__Stated problem__: Identify the line that contains "What does this" in the material. Output it and every line after it, unchanged, through the end.

__Record excerpts__:
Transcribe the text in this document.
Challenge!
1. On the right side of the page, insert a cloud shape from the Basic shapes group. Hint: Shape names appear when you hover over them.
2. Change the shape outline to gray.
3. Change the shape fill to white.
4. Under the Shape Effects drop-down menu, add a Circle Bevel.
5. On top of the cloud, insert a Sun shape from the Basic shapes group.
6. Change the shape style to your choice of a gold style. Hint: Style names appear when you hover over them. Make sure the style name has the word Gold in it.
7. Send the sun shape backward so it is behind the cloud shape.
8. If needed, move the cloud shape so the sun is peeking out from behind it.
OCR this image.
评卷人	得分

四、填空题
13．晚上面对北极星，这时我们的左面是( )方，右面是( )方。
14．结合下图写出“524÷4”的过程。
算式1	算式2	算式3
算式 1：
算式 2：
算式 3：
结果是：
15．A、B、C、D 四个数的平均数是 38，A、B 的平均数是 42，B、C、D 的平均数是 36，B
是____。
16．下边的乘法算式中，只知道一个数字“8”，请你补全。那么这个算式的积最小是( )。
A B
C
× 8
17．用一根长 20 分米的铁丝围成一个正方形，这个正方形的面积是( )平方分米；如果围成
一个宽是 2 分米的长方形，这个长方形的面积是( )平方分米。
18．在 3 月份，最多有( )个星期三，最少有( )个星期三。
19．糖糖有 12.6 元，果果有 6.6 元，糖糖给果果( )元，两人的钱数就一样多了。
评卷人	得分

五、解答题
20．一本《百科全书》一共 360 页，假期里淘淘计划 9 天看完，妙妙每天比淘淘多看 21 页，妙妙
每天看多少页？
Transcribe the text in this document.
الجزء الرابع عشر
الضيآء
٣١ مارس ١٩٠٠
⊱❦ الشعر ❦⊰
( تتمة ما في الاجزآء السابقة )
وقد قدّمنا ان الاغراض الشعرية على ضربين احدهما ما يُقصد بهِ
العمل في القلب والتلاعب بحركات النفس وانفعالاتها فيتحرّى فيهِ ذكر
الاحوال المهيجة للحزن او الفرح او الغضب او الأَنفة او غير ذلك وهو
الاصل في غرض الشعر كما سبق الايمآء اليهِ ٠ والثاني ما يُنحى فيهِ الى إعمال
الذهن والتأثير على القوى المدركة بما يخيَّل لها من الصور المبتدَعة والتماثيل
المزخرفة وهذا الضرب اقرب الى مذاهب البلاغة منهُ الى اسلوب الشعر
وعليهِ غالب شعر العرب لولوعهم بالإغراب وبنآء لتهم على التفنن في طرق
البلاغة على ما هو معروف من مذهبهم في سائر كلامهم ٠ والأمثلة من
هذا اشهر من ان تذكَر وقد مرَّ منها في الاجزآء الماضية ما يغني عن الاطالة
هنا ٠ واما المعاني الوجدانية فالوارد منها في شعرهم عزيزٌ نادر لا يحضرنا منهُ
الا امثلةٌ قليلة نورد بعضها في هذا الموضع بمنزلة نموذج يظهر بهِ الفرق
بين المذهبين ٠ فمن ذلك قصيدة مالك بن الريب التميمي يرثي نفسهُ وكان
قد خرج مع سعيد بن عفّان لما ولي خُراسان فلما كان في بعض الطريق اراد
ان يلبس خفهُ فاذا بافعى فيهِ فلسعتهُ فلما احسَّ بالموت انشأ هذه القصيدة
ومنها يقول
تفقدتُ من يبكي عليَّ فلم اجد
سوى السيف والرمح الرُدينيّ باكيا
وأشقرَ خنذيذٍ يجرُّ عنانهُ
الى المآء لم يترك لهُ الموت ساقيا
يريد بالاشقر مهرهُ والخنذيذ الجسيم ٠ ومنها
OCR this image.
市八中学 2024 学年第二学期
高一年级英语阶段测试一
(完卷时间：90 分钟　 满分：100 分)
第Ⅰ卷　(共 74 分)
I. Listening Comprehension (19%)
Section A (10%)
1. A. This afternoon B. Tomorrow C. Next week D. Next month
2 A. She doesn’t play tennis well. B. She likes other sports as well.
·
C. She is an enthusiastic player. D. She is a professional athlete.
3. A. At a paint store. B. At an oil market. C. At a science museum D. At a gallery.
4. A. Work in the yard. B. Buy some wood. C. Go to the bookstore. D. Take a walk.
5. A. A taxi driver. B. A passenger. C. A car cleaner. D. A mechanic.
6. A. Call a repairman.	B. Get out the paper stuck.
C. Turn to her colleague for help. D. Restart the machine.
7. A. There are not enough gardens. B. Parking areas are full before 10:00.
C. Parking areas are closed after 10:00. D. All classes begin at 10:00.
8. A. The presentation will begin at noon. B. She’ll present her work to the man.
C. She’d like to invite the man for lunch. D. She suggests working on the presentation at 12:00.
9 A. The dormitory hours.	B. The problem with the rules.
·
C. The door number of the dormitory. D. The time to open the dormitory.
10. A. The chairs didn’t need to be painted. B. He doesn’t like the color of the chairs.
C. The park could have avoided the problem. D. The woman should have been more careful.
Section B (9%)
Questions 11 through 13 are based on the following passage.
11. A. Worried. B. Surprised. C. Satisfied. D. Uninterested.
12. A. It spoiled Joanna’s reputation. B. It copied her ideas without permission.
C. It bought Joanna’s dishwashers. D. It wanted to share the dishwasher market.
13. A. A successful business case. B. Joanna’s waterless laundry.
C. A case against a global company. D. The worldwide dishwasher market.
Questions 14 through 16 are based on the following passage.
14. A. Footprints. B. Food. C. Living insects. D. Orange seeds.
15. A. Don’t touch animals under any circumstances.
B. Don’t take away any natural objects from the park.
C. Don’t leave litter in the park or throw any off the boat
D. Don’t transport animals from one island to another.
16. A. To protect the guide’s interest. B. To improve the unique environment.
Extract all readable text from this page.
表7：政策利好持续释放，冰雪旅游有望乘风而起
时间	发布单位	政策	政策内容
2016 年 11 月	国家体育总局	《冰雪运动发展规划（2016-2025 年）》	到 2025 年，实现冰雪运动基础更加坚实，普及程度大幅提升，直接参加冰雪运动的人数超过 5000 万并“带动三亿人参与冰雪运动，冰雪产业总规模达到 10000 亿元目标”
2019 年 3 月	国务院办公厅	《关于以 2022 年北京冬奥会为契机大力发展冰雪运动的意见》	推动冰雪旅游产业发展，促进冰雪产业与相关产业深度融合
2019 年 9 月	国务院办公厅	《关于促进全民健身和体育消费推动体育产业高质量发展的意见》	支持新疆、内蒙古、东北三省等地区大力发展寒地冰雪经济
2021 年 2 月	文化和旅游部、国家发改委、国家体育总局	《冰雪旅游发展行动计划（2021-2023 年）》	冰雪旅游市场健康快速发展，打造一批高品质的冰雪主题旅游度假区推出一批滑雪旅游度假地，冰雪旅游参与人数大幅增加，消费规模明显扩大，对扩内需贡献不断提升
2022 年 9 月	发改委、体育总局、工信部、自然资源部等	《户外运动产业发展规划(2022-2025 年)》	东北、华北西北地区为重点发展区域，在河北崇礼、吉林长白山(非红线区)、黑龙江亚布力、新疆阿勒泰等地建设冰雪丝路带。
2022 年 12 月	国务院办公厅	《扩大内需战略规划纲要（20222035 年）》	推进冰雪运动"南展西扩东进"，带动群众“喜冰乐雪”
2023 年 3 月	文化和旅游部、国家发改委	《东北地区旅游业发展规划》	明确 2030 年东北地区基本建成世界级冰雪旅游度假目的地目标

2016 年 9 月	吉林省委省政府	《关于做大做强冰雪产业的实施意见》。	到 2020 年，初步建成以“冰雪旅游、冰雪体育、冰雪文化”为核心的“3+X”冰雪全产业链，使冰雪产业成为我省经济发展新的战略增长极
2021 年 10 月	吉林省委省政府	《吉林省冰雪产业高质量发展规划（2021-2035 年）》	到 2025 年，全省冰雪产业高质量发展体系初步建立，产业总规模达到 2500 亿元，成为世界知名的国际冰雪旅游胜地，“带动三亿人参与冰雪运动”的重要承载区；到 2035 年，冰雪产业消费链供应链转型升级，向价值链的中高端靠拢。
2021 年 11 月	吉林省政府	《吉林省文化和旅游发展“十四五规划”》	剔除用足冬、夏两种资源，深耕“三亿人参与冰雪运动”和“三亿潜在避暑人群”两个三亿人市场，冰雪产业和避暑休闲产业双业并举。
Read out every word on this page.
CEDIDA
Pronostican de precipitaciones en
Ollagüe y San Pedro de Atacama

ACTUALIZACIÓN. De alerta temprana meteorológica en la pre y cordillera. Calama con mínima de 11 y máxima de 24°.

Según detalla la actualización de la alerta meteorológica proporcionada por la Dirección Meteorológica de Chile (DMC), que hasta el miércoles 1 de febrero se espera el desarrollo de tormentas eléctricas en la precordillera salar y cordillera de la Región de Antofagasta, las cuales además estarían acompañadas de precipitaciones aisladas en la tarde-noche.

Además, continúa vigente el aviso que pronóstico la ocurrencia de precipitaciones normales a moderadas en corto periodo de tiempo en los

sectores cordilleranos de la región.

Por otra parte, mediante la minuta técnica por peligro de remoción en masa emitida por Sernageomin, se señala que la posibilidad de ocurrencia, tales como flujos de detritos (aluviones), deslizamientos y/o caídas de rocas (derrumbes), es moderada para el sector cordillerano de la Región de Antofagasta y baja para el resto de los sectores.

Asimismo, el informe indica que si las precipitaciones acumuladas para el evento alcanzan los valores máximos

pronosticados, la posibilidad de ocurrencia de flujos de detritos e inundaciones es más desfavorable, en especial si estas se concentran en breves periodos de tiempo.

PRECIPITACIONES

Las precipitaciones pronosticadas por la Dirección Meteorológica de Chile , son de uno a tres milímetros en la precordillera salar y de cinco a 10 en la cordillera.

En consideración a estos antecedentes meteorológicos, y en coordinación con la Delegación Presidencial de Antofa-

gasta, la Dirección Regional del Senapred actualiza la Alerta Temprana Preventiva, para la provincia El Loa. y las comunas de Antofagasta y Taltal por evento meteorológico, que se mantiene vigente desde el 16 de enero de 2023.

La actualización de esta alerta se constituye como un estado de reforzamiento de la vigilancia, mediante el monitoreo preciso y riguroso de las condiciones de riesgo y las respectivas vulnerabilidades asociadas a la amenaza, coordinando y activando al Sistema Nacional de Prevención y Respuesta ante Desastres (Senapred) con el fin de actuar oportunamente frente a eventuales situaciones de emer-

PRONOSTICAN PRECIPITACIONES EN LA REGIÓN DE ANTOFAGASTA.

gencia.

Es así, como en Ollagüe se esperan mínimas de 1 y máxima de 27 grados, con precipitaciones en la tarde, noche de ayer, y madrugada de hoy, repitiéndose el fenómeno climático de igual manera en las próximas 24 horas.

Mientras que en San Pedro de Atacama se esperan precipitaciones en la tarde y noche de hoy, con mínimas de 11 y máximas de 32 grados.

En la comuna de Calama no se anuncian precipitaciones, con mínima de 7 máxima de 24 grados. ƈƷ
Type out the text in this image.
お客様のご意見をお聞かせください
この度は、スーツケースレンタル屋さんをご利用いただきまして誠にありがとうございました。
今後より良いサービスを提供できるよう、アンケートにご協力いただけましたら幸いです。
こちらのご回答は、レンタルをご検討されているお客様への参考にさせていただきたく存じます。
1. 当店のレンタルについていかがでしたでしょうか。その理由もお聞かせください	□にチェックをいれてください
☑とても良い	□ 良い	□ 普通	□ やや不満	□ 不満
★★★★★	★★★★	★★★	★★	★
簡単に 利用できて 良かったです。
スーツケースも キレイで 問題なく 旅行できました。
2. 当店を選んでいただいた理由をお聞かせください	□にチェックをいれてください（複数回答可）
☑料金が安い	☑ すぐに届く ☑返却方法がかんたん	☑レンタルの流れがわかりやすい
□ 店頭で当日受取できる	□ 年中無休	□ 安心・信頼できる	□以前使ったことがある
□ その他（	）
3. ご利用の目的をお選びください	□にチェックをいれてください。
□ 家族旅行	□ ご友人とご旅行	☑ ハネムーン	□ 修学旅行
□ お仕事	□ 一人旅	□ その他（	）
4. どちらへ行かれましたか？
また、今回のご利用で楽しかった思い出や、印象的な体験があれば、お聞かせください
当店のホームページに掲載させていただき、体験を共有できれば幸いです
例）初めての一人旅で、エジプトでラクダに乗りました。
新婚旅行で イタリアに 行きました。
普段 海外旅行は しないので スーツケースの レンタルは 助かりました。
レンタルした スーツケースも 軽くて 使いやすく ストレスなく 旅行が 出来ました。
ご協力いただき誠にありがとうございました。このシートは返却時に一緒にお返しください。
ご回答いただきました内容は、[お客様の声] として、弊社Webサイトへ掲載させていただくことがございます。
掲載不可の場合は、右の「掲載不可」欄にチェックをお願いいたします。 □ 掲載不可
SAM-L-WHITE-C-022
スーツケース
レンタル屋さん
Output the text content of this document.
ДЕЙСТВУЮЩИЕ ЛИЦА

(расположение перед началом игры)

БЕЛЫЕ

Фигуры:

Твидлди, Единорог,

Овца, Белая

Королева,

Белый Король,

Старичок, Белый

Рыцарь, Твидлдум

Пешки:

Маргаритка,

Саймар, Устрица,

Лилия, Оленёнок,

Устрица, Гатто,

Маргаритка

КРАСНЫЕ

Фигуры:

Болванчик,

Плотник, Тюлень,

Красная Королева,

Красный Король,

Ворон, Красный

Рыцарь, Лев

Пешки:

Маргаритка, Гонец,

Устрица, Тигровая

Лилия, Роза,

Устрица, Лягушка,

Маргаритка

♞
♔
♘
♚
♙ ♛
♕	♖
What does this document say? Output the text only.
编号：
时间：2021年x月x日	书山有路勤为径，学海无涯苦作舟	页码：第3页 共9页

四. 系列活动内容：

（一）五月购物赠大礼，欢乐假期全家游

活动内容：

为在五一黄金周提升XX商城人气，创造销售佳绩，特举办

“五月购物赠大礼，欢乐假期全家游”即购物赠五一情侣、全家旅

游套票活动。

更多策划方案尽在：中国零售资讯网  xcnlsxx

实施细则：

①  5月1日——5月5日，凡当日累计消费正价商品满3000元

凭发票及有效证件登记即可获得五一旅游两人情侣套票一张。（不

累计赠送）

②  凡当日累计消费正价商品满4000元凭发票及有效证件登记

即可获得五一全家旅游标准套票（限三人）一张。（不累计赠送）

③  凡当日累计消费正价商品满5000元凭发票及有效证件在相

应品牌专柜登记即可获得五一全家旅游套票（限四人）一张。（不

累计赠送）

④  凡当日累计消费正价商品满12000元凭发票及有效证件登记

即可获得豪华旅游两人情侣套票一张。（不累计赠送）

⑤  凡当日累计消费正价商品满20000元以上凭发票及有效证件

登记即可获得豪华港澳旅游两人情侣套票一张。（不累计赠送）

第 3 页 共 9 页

__Reply to the exercise__:
What does this document say? Output the text only.
编号：
时间：2021年x月x日	书山有路勤为径，学海无涯苦作舟	页码：第3页 共9页

四. 系列活动内容：

（一）五月购物赠大礼，欢乐假期全家游

活动内容：

为在五一黄金周提升XX商城人气，创造销售佳绩，特举办

“五月购物赠大礼，欢乐假期全家游”即购物赠五一情侣、全家旅

游套票活动。

更多策划方案尽在：中国零售资讯网  xcnlsxx

实施细则：

①  5月1日——5月5日，凡当日累计消费正价商品满3000元

凭发票及有效证件登记即可获得五一旅游两人情侣套票一张。（不

累计赠送）

②  凡当日累计消费正价商品满4000元凭发票及有效证件登记

即可获得五一全家旅游标准套票（限三人）一张。（不累计赠送）

③  凡当日累计消费正价商品满5000元凭发票及有效证件在相

应品牌专柜登记即可获得五一全家旅游套票（限四人）一张。（不

累计赠送）

④  凡当日累计消费正价商品满12000元凭发票及有效证件登记

即可获得豪华旅游两人情侣套票一张。（不累计赠送）

⑤  凡当日累计消费正价商品满20000元以上凭发票及有效证件

登记即可获得豪华港澳旅游两人情侣套票一张。（不累计赠送）

第 3 页 共 9 页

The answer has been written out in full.